- _Exercise directions_: Give again, word for word, only the lines from the one containing "Read this page and output its text content." through the final line.

- _Records shown_:
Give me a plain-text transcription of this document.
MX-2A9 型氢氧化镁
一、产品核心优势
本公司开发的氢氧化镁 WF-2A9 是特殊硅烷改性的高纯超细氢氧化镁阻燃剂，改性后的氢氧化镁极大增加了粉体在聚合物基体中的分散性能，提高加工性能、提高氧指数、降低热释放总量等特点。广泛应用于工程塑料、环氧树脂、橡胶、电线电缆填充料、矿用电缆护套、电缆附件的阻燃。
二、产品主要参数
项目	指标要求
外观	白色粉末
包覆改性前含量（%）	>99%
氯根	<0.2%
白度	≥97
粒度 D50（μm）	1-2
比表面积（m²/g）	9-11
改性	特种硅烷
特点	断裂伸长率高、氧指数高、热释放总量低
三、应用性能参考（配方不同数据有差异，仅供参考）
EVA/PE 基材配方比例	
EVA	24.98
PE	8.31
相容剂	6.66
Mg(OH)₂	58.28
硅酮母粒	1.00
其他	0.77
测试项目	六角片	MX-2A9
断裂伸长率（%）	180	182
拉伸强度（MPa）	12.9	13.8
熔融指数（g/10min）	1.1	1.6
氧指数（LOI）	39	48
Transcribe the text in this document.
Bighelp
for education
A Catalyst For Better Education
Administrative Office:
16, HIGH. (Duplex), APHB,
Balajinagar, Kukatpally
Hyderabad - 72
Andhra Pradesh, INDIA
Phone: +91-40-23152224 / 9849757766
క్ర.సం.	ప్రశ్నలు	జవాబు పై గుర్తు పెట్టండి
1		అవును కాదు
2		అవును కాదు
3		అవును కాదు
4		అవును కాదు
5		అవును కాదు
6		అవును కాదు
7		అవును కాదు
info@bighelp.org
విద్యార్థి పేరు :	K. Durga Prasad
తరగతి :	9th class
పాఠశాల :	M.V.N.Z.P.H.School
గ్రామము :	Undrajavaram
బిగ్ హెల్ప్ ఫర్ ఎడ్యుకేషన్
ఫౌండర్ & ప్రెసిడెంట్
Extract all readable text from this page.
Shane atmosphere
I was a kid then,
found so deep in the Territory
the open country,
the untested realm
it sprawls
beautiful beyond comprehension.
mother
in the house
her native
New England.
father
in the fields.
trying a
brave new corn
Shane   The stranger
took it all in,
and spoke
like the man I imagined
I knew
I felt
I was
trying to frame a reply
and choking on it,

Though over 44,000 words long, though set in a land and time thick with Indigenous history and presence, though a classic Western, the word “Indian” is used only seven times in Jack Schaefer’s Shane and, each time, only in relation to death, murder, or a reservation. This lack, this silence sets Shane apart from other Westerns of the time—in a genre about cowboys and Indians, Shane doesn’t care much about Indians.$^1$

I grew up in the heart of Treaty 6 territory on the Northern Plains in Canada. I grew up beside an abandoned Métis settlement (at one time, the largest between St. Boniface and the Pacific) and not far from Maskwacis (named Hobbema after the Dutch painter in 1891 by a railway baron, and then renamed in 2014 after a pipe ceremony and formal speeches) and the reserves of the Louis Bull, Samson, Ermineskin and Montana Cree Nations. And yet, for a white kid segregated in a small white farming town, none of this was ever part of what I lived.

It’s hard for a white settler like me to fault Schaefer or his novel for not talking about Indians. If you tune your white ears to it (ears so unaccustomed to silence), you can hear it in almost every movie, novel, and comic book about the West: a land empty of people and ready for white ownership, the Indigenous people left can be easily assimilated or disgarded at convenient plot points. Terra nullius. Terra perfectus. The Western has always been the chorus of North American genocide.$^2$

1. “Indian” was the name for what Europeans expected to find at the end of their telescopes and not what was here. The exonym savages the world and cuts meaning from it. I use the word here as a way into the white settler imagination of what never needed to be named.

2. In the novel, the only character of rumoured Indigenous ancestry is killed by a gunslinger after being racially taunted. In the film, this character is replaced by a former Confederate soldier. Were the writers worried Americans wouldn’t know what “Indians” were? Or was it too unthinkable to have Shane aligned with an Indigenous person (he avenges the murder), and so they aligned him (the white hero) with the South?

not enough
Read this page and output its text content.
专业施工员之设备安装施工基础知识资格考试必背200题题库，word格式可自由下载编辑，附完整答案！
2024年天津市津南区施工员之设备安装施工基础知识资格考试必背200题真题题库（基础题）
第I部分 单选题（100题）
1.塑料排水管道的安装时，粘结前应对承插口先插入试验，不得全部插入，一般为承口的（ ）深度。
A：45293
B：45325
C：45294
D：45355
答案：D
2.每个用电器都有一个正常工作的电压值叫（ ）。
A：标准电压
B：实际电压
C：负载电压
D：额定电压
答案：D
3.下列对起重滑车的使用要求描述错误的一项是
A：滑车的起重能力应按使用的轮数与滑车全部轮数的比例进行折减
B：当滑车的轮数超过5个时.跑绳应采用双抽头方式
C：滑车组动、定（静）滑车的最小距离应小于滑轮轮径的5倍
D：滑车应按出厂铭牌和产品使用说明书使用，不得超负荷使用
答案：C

- _Result of this task_:
Read this page and output its text content.
专业施工员之设备安装施工基础知识资格考试必背200题题库，word格式可自由下载编辑，附完整答案！
2024年天津市津南区施工员之设备安装施工基础知识资格考试必背200题真题题库（基础题）
第I部分 单选题（100题）
1.塑料排水管道的安装时，粘结前应对承插口先插入试验，不得全部插入，一般为承口的（ ）深度。
A：45293
B：45325
C：45294
D：45355
答案：D
2.每个用电器都有一个正常工作的电压值叫（ ）。
A：标准电压
B：实际电压
C：负载电压
D：额定电压
答案：D
3.下列对起重滑车的使用要求描述错误的一项是
A：滑车的起重能力应按使用的轮数与滑车全部轮数的比例进行折减
B：当滑车的轮数超过5个时.跑绳应采用双抽头方式
C：滑车组动、定（静）滑车的最小距离应小于滑轮轮径的5倍
D：滑车应按出厂铭牌和产品使用说明书使用，不得超负荷使用
答案：C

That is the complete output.